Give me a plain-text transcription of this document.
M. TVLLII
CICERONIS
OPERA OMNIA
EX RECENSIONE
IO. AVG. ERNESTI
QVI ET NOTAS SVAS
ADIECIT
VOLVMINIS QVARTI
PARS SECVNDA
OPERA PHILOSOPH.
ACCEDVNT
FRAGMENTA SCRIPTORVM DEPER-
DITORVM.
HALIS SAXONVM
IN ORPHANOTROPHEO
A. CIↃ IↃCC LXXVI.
========================================================================
■ **Problem to solve**: Output every line above without altering anything.

■ **The completed task**:
Give me a plain-text transcription of this document.
M. TVLLII
CICERONIS
OPERA OMNIA
EX RECENSIONE
IO. AVG. ERNESTI
QVI ET NOTAS SVAS
ADIECIT
VOLVMINIS QVARTI
PARS SECVNDA
OPERA PHILOSOPH.
ACCEDVNT
FRAGMENTA SCRIPTORVM DEPER-
DITORVM.
HALIS SAXONVM
IN ORPHANOTROPHEO
A. CIↃ IↃCC LXXVI.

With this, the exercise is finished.